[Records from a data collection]
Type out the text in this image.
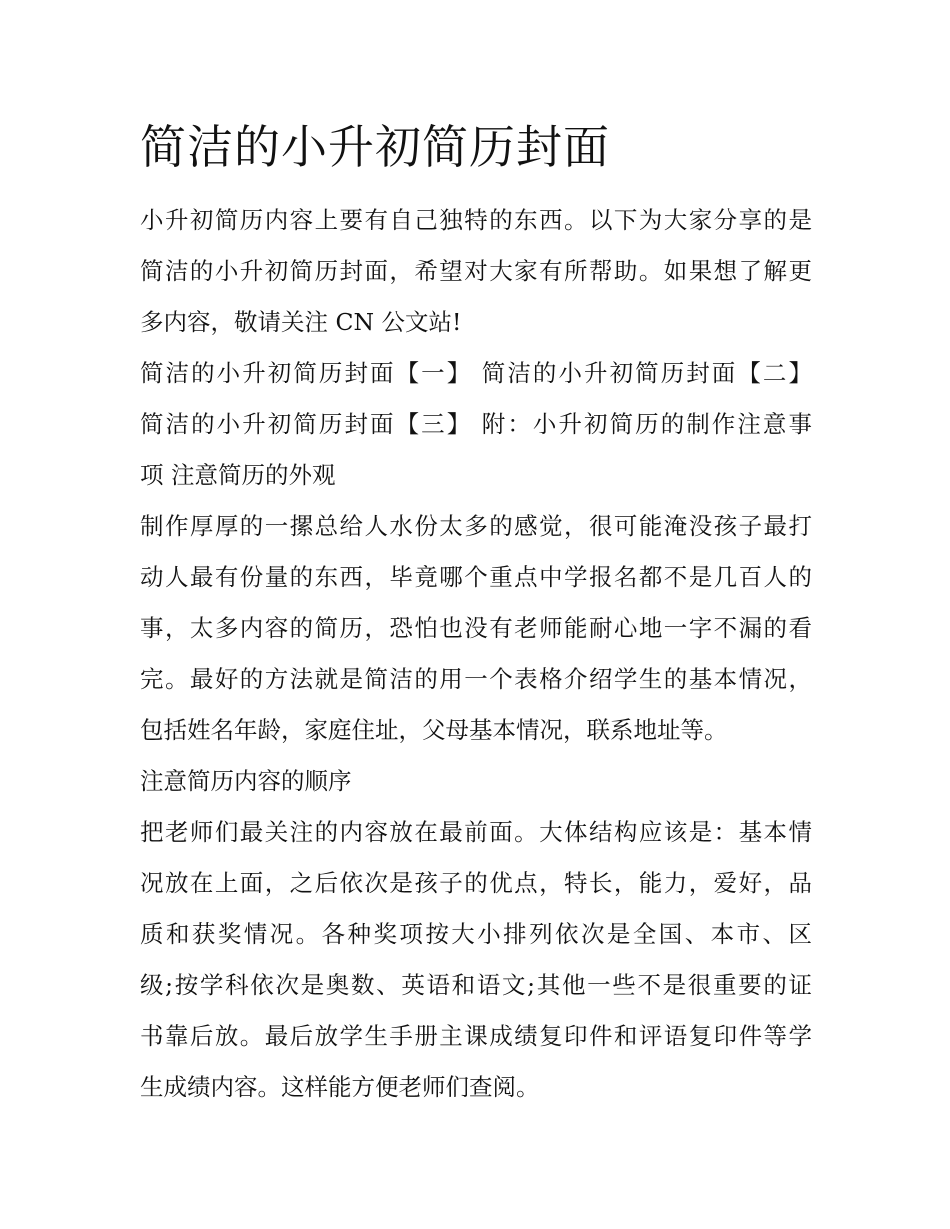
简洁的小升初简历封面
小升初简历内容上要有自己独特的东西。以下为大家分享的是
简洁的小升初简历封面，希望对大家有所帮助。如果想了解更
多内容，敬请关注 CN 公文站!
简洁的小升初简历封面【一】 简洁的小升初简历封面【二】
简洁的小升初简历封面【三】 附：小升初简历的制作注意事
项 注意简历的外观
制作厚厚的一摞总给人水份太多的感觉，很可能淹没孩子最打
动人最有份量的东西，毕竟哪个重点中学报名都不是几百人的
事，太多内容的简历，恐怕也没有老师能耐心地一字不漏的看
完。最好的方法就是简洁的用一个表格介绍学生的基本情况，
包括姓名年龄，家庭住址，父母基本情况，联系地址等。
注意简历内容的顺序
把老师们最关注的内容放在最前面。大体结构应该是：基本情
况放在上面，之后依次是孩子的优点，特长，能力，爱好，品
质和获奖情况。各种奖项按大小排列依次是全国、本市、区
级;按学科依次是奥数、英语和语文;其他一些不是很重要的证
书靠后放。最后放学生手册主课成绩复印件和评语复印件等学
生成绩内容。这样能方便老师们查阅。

...

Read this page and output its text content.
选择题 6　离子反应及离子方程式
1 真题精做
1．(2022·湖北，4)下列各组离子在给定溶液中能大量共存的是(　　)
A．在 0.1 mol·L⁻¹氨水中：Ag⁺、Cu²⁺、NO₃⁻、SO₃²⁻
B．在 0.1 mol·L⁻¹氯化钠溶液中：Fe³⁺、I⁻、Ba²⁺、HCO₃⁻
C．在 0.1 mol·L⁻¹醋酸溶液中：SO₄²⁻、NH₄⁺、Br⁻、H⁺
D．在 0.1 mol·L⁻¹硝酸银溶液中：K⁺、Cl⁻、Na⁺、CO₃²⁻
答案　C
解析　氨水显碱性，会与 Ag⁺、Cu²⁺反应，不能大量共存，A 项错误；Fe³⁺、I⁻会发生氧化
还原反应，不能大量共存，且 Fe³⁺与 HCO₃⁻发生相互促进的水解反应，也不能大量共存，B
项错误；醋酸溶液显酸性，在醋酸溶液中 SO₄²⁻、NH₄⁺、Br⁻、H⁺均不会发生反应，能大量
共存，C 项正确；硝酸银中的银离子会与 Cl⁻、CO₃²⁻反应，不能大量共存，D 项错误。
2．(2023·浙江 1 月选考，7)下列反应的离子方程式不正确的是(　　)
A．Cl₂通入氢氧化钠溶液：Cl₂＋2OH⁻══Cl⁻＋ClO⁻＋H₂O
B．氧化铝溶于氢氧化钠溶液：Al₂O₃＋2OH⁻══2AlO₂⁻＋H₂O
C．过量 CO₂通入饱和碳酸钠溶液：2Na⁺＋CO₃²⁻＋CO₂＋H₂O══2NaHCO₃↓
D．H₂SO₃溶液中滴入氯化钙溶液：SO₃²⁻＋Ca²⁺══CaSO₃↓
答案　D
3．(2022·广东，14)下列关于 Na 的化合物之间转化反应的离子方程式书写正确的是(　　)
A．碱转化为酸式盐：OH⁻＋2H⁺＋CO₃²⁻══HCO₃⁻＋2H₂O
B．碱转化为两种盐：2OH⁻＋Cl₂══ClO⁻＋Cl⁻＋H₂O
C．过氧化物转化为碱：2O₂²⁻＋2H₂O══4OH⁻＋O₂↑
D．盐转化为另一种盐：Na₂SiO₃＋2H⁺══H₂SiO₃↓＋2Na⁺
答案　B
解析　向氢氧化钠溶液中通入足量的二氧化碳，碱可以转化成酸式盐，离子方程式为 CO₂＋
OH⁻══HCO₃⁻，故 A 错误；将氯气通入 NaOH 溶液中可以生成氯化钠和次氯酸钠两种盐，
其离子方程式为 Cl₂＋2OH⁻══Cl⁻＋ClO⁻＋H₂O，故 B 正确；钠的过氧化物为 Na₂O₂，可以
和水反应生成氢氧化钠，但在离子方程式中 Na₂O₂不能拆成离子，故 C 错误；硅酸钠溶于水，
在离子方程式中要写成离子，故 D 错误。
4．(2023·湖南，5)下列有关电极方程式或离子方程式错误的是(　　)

- **Task statement**:
Locate all lines holding the word "SO₃²", then copy them out.

- **Result of this exercise**:
A．在 0.1 mol·L⁻¹氨水中：Ag⁺、Cu²⁺、NO₃⁻、SO₃²⁻
D．H₂SO₃溶液中滴入氯化钙溶液：SO₃²⁻＋Ca²⁺══CaSO₃↓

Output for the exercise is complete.